Find the word "right" in the records below. List each line containing it.

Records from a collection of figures
Begin
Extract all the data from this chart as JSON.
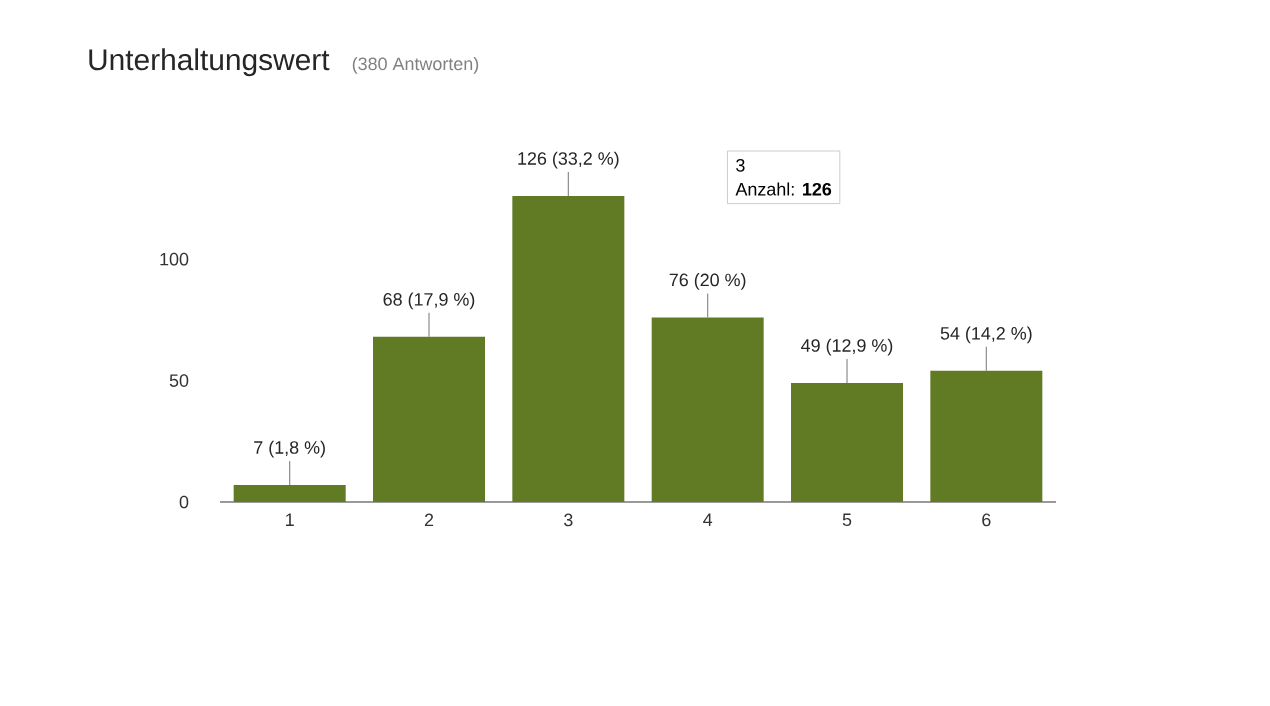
{
  "chart_data": {
    "type": "bar",
    "title": "Unterhaltungswert",
    "subtitle": "(380 Antworten)",
    "categories": [
      "1",
      "2",
      "3",
      "4",
      "5",
      "6"
    ],
    "values": [
      7,
      68,
      126,
      76,
      49,
      54
    ],
    "value_labels": [
      "7 (1,8 %)",
      "68 (17,9 %)",
      "126 (33,2 %)",
      "76 (20 %)",
      "49 (12,9 %)",
      "54 (14,2 %)"
    ],
    "color": "#617a24",
    "ylim": [
      0,
      126
    ],
    "yticks": [
      0,
      50,
      100
    ],
    "annotations": [
      "3",
      "Anzahl: **126**"
    ]
  }
}
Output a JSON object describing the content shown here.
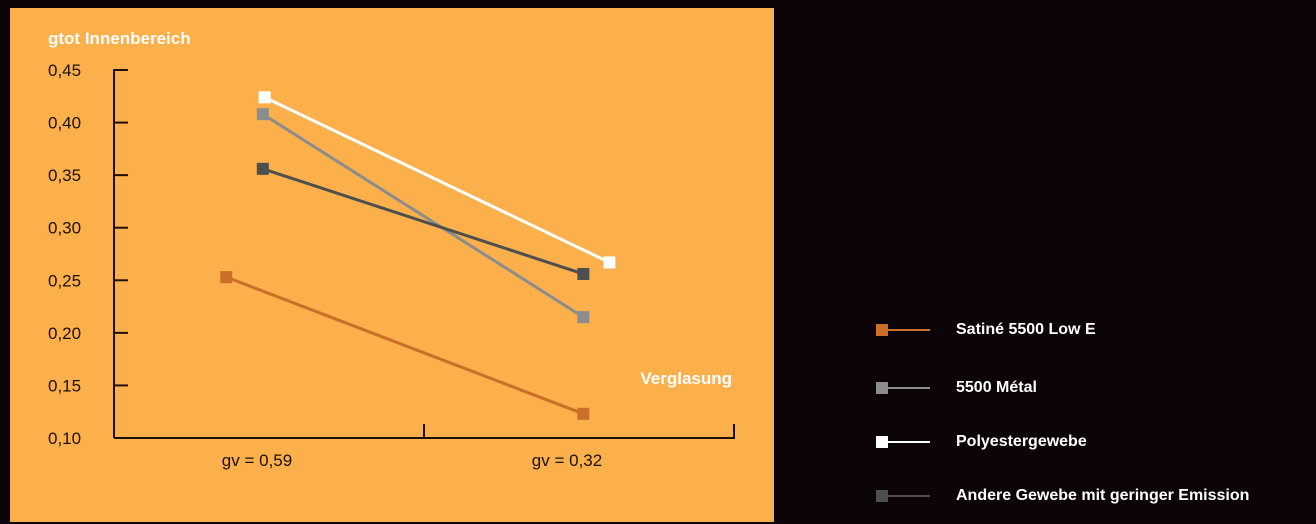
{
  "chart_data": {
    "type": "line",
    "ylabel": "gtot Innenbereich",
    "xlabel": "Verglasung",
    "categories": [
      "gv = 0,59",
      "gv = 0,32"
    ],
    "yticks": [
      "0,10",
      "0,15",
      "0,20",
      "0,25",
      "0,30",
      "0,35",
      "0,40",
      "0,45"
    ],
    "ylim": [
      0.1,
      0.45
    ],
    "grid": false,
    "legend_position": "right",
    "series": [
      {
        "name": "Satiné 5500 Low E",
        "color": "#c96f28",
        "values": [
          0.253,
          0.123
        ]
      },
      {
        "name": "5500 Métal",
        "color": "#8c8c8c",
        "values": [
          0.408,
          0.215
        ]
      },
      {
        "name": "Polyestergewebe",
        "color": "#ffffff",
        "values": [
          0.424,
          0.267
        ]
      },
      {
        "name": "Andere Gewebe mit geringer Emission",
        "color": "#4e4e4e",
        "values": [
          0.356,
          0.256
        ]
      }
    ],
    "series_marker_x_offset": [
      [
        -0.069,
        0.007
      ],
      [
        -0.01,
        0.007
      ],
      [
        -0.007,
        0.049
      ],
      [
        -0.01,
        0.007
      ]
    ]
  },
  "colors": {
    "background": "#0d0409",
    "panel": "#fbb04c"
  }
}
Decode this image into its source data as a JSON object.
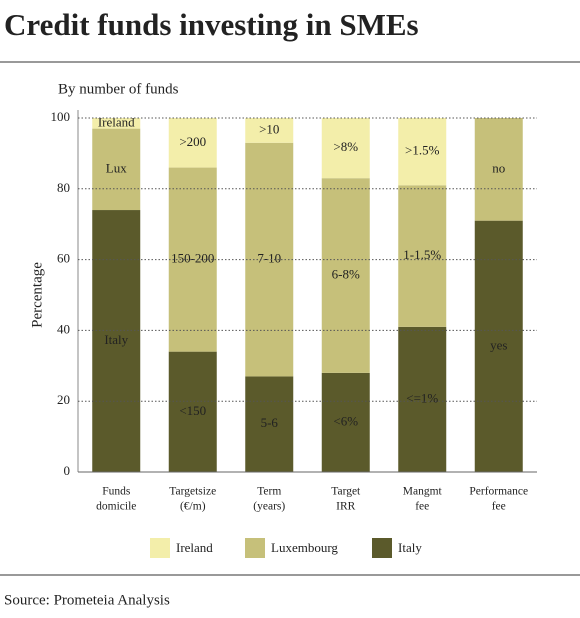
{
  "chart_data": {
    "type": "stacked_bar",
    "title": "Credit funds investing in SMEs",
    "subtitle": "By number of funds",
    "y_label": "Percentage",
    "source": "Source: Prometeia Analysis",
    "categories": [
      [
        "Funds",
        "domicile"
      ],
      [
        "Targetsize",
        "(€/m)"
      ],
      [
        "Term",
        "(years)"
      ],
      [
        "Target",
        "IRR"
      ],
      [
        "Mangmt",
        "fee"
      ],
      [
        "Performance",
        "fee"
      ]
    ],
    "series": [
      {
        "name": "Italy",
        "color": "#5b5a2b",
        "values": [
          74,
          34,
          27,
          28,
          41,
          71
        ],
        "value_labels": [
          "Italy",
          "<150",
          "5-6",
          "<6%",
          "<=1%",
          "yes"
        ]
      },
      {
        "name": "Luxembourg",
        "color": "#c6c07a",
        "values": [
          23,
          52,
          66,
          55,
          40,
          29
        ],
        "value_labels": [
          "Lux",
          "150-200",
          "7-10",
          "6-8%",
          "1-1.5%",
          "no"
        ]
      },
      {
        "name": "Ireland",
        "color": "#f3eeaa",
        "values": [
          3,
          14,
          7,
          17,
          19,
          0
        ],
        "value_labels": [
          "Ireland",
          ">200",
          ">10",
          ">8%",
          ">1.5%",
          null
        ]
      }
    ],
    "legend_order": [
      2,
      1,
      0
    ],
    "ylim": [
      0,
      100
    ],
    "yticks": [
      0,
      20,
      40,
      60,
      80,
      100
    ],
    "grid": true
  }
}
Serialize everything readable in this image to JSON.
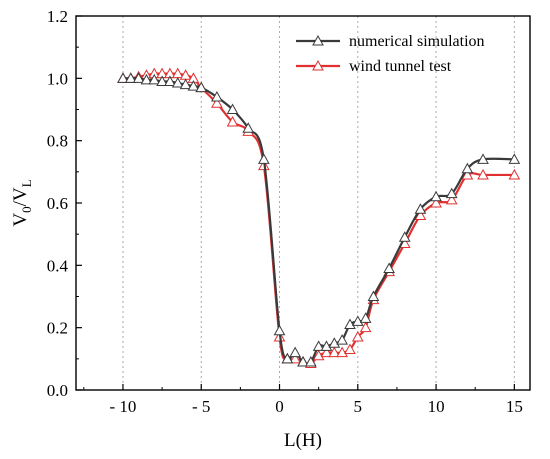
{
  "chart_data": {
    "type": "line",
    "title": "",
    "xlabel": "L(H)",
    "ylabel_main": "V",
    "ylabel_sub": "0",
    "ylabel_sep": "/V",
    "ylabel_sub2": "L",
    "xlim": [
      -13,
      16
    ],
    "ylim": [
      0,
      1.2
    ],
    "xticks": [
      -10,
      -5,
      0,
      5,
      10,
      15
    ],
    "xtick_labels": [
      "- 10",
      "- 5",
      "0",
      "5",
      "10",
      "15"
    ],
    "yticks": [
      0.0,
      0.2,
      0.4,
      0.6,
      0.8,
      1.0,
      1.2
    ],
    "ytick_labels": [
      "0.0",
      "0.2",
      "0.4",
      "0.6",
      "0.8",
      "1.0",
      "1.2"
    ],
    "vertical_gridlines_at": [
      -10,
      -5,
      0,
      5,
      10,
      15
    ],
    "legend_position": "top-right",
    "series": [
      {
        "name": "numerical simulation",
        "color": "#3a3a3a",
        "marker": "open-triangle",
        "x": [
          -10,
          -9.5,
          -9,
          -8.5,
          -8,
          -7.5,
          -7,
          -6.5,
          -6,
          -5.5,
          -5,
          -4,
          -3,
          -2,
          -1,
          0,
          0.5,
          1,
          1.5,
          2,
          2.5,
          3,
          3.5,
          4,
          4.5,
          5,
          5.5,
          6,
          7,
          8,
          9,
          10,
          11,
          12,
          13,
          15
        ],
        "y": [
          1.0,
          1.0,
          1.0,
          0.995,
          0.995,
          0.99,
          0.99,
          0.985,
          0.98,
          0.975,
          0.97,
          0.94,
          0.9,
          0.84,
          0.74,
          0.19,
          0.1,
          0.12,
          0.09,
          0.09,
          0.14,
          0.14,
          0.15,
          0.16,
          0.21,
          0.22,
          0.23,
          0.3,
          0.39,
          0.49,
          0.58,
          0.62,
          0.63,
          0.71,
          0.74,
          0.74
        ]
      },
      {
        "name": "wind tunnel test",
        "color": "#e03030",
        "marker": "open-triangle",
        "x": [
          -10,
          -9.5,
          -9,
          -8.5,
          -8,
          -7.5,
          -7,
          -6.5,
          -6,
          -5.5,
          -5,
          -4,
          -3,
          -2,
          -1,
          0,
          0.5,
          1,
          1.5,
          2,
          2.5,
          3,
          3.5,
          4,
          4.5,
          5,
          5.5,
          6,
          7,
          8,
          9,
          10,
          11,
          12,
          13,
          15
        ],
        "y": [
          1.0,
          1.0,
          1.005,
          1.01,
          1.015,
          1.015,
          1.015,
          1.015,
          1.01,
          1.0,
          0.97,
          0.92,
          0.86,
          0.83,
          0.72,
          0.17,
          0.1,
          0.1,
          0.09,
          0.085,
          0.11,
          0.12,
          0.12,
          0.12,
          0.13,
          0.17,
          0.2,
          0.29,
          0.38,
          0.47,
          0.56,
          0.6,
          0.61,
          0.69,
          0.69,
          0.69
        ]
      }
    ]
  }
}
End
» WRITTEN ANSWER:
    "legend_position": "right",
    "legend_position": "top-right",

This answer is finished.